**Task data**:

<<<<

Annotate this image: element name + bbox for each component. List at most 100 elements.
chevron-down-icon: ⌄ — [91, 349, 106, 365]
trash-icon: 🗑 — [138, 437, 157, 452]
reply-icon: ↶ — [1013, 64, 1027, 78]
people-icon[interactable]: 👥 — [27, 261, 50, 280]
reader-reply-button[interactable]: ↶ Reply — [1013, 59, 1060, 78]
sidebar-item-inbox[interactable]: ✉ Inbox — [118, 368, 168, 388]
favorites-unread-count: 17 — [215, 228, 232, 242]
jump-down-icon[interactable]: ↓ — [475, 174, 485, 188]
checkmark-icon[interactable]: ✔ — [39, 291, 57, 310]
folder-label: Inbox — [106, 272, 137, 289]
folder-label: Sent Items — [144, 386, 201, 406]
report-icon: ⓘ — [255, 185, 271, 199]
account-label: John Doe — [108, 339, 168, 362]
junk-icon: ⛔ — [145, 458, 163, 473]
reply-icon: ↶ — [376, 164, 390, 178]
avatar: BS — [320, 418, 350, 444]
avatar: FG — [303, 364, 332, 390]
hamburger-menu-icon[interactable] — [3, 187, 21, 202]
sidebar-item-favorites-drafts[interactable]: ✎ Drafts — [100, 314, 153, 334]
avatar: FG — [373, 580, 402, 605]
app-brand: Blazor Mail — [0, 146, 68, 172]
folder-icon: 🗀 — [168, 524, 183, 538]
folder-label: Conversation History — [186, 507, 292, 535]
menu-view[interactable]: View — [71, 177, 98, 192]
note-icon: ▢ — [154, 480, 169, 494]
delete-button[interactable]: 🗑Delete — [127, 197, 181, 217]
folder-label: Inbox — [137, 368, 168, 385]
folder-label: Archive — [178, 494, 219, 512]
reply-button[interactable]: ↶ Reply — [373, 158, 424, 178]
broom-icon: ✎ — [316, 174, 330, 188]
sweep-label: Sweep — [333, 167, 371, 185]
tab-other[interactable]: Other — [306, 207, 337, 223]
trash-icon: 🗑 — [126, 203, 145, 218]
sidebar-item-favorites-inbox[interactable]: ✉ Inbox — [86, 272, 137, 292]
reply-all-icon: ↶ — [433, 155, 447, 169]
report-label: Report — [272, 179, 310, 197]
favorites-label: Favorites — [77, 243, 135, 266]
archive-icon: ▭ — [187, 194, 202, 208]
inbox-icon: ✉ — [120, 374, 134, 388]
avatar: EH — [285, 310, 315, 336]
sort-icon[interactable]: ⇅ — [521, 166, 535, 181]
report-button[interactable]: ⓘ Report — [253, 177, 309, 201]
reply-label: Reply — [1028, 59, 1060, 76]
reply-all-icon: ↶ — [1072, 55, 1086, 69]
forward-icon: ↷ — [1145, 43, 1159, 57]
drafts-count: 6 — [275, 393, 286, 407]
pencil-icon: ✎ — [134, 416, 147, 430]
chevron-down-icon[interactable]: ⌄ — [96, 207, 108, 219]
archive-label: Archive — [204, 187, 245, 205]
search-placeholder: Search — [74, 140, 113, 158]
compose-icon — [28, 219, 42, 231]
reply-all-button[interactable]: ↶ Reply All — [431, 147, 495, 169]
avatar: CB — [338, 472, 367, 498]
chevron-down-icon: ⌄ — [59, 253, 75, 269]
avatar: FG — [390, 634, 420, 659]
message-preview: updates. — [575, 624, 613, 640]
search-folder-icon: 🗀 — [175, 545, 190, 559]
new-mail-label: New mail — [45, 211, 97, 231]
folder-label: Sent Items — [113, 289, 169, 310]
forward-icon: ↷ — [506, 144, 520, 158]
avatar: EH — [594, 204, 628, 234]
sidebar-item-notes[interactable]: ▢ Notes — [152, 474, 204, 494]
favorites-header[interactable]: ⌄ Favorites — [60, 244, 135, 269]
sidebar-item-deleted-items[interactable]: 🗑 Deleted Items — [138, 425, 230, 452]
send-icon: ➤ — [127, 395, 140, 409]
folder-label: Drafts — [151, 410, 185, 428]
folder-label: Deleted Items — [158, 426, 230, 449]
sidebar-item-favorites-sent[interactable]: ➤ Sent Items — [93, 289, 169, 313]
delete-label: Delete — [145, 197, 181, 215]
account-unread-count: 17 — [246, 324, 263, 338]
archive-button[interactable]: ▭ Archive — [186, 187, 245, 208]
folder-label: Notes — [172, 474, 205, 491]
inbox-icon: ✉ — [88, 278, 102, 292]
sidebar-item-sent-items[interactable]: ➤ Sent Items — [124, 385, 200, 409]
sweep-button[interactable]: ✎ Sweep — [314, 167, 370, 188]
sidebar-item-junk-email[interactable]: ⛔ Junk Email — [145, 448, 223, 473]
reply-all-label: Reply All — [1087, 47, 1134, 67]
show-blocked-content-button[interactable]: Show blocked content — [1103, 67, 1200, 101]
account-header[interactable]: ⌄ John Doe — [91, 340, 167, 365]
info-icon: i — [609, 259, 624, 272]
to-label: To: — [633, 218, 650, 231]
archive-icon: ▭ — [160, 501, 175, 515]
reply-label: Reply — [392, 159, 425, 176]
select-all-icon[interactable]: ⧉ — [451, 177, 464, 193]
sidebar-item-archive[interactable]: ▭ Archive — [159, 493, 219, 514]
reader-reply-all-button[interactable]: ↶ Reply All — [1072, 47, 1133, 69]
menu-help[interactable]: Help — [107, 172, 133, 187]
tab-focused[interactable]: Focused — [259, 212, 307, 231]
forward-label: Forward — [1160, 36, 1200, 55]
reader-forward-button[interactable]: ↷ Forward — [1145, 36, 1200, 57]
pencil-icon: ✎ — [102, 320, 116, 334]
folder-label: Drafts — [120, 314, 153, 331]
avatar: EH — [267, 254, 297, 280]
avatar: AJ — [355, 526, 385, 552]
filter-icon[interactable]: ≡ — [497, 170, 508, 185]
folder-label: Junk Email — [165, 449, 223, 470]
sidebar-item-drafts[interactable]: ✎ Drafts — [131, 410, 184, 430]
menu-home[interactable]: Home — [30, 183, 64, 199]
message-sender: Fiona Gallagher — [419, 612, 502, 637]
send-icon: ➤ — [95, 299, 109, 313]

>>>>

**The request**: Convert the material above into a JSON array of strings, one string per line, with no blank lines. Start at the first line of the material and end with the line that contains "reply-button[interactable]: ↶ Reply — [373, 158, 424, 178]".

**Full answer**:
[
  "Annotate this image: element name + bbox for each component. List at most 100 elements.",
  "chevron-down-icon: ⌄ — [91, 349, 106, 365]",
  "trash-icon: 🗑 — [138, 437, 157, 452]",
  "reply-icon: ↶ — [1013, 64, 1027, 78]",
  "people-icon[interactable]: 👥 — [27, 261, 50, 280]",
  "reader-reply-button[interactable]: ↶ Reply — [1013, 59, 1060, 78]",
  "sidebar-item-inbox[interactable]: ✉ Inbox — [118, 368, 168, 388]",
  "favorites-unread-count: 17 — [215, 228, 232, 242]",
  "jump-down-icon[interactable]: ↓ — [475, 174, 485, 188]",
  "checkmark-icon[interactable]: ✔ — [39, 291, 57, 310]",
  "folder-label: Inbox — [106, 272, 137, 289]",
  "folder-label: Sent Items — [144, 386, 201, 406]",
  "report-icon: ⓘ — [255, 185, 271, 199]",
  "account-label: John Doe — [108, 339, 168, 362]",
  "junk-icon: ⛔ — [145, 458, 163, 473]",
  "reply-icon: ↶ — [376, 164, 390, 178]",
  "avatar: BS — [320, 418, 350, 444]",
  "avatar: FG — [303, 364, 332, 390]",
  "hamburger-menu-icon[interactable] — [3, 187, 21, 202]",
  "sidebar-item-favorites-drafts[interactable]: ✎ Drafts — [100, 314, 153, 334]",
  "avatar: FG — [373, 580, 402, 605]",
  "app-brand: Blazor Mail — [0, 146, 68, 172]",
  "folder-icon: 🗀 — [168, 524, 183, 538]",
  "folder-label: Conversation History — [186, 507, 292, 535]",
  "menu-view[interactable]: View — [71, 177, 98, 192]",
  "note-icon: ▢ — [154, 480, 169, 494]",
  "delete-button[interactable]: 🗑Delete — [127, 197, 181, 217]",
  "folder-label: Inbox — [137, 368, 168, 385]",
  "folder-label: Archive — [178, 494, 219, 512]",
  "reply-button[interactable]: ↶ Reply — [373, 158, 424, 178]"
]